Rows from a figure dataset
◇ ◇ ◇ ◇
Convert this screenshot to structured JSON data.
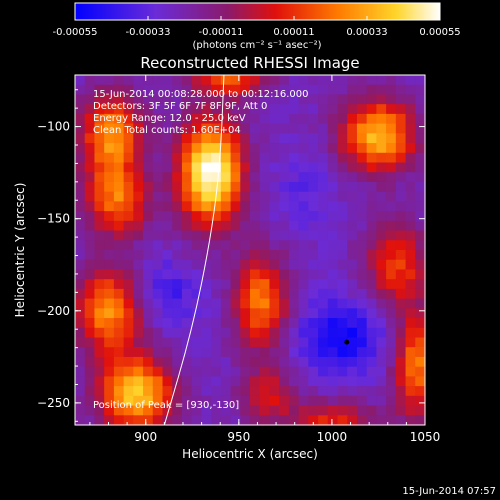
{
  "chart_data": {
    "type": "heatmap",
    "title": "Reconstructed RHESSI Image",
    "xlabel": "Heliocentric X (arcsec)",
    "ylabel": "Heliocentric Y (arcsec)",
    "xlim": [
      862,
      1050
    ],
    "ylim": [
      -262,
      -72
    ],
    "x_ticks": [
      {
        "value": 900,
        "label": "900"
      },
      {
        "value": 950,
        "label": "950"
      },
      {
        "value": 1000,
        "label": "1000"
      },
      {
        "value": 1050,
        "label": "1050"
      }
    ],
    "y_ticks": [
      {
        "value": -100,
        "label": "−100"
      },
      {
        "value": -150,
        "label": "−150"
      },
      {
        "value": -200,
        "label": "−200"
      },
      {
        "value": -250,
        "label": "−250"
      }
    ],
    "colorbar": {
      "ticks": [
        "-0.00055",
        "-0.00033",
        "-0.00011",
        "0.00011",
        "0.00033",
        "0.00055"
      ],
      "units_label": "(photons cm⁻² s⁻¹ asec⁻²)",
      "range": [
        -0.00055,
        0.00055
      ],
      "colors": [
        "#0000ff",
        "#6a2bd8",
        "#8c1a6a",
        "#e0100c",
        "#ff7a00",
        "#ffd52a",
        "#ffffff"
      ]
    },
    "annotations": [
      "15-Jun-2014 00:08:28.000 to 00:12:16.000",
      "Detectors: 3F 5F 6F 7F 8F 9F, Att 0",
      "Energy Range: 12.0 - 25.0 keV",
      "Clean    Total counts: 1.60E+04"
    ],
    "peak_label": "Position of Peak = [930,-130]",
    "peak": [
      930,
      -130
    ],
    "limb_curve": [
      [
        910,
        -262
      ],
      [
        925,
        -210
      ],
      [
        935,
        -160
      ],
      [
        940,
        -120
      ],
      [
        942,
        -72
      ]
    ],
    "marker": [
      1008,
      -217
    ],
    "hotspots": [
      {
        "x": 935,
        "y": -125,
        "sx": 12,
        "sy": 20,
        "amp": 1.0
      },
      {
        "x": 1025,
        "y": -105,
        "sx": 14,
        "sy": 14,
        "amp": 0.75
      },
      {
        "x": 882,
        "y": -105,
        "sx": 12,
        "sy": 16,
        "amp": 0.65
      },
      {
        "x": 885,
        "y": -140,
        "sx": 12,
        "sy": 14,
        "amp": 0.55
      },
      {
        "x": 880,
        "y": -200,
        "sx": 12,
        "sy": 16,
        "amp": 0.65
      },
      {
        "x": 895,
        "y": -245,
        "sx": 14,
        "sy": 14,
        "amp": 0.8
      },
      {
        "x": 962,
        "y": -195,
        "sx": 10,
        "sy": 18,
        "amp": 0.6
      },
      {
        "x": 1035,
        "y": -175,
        "sx": 12,
        "sy": 16,
        "amp": 0.45
      },
      {
        "x": 1045,
        "y": -230,
        "sx": 8,
        "sy": 20,
        "amp": 0.6
      },
      {
        "x": 1000,
        "y": -260,
        "sx": 18,
        "sy": 8,
        "amp": 0.4
      },
      {
        "x": 965,
        "y": -245,
        "sx": 10,
        "sy": 10,
        "amp": 0.35
      },
      {
        "x": 945,
        "y": -75,
        "sx": 14,
        "sy": 6,
        "amp": 0.5
      }
    ],
    "coldspots": [
      {
        "x": 1005,
        "y": -215,
        "sx": 16,
        "sy": 14,
        "amp": 0.9
      },
      {
        "x": 912,
        "y": -190,
        "sx": 12,
        "sy": 12,
        "amp": 0.5
      },
      {
        "x": 985,
        "y": -135,
        "sx": 12,
        "sy": 16,
        "amp": 0.3
      },
      {
        "x": 900,
        "y": -120,
        "sx": 10,
        "sy": 10,
        "amp": 0.25
      }
    ]
  },
  "footer": {
    "timestamp": "15-Jun-2014 07:57"
  }
}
◇ ◇ ◇ ◇
__Exercise aim__
Select every line of the material above holding the word "Heliocentric" and copy it.

__The completed task__
    "xlabel": "Heliocentric X (arcsec)",
    "ylabel": "Heliocentric Y (arcsec)",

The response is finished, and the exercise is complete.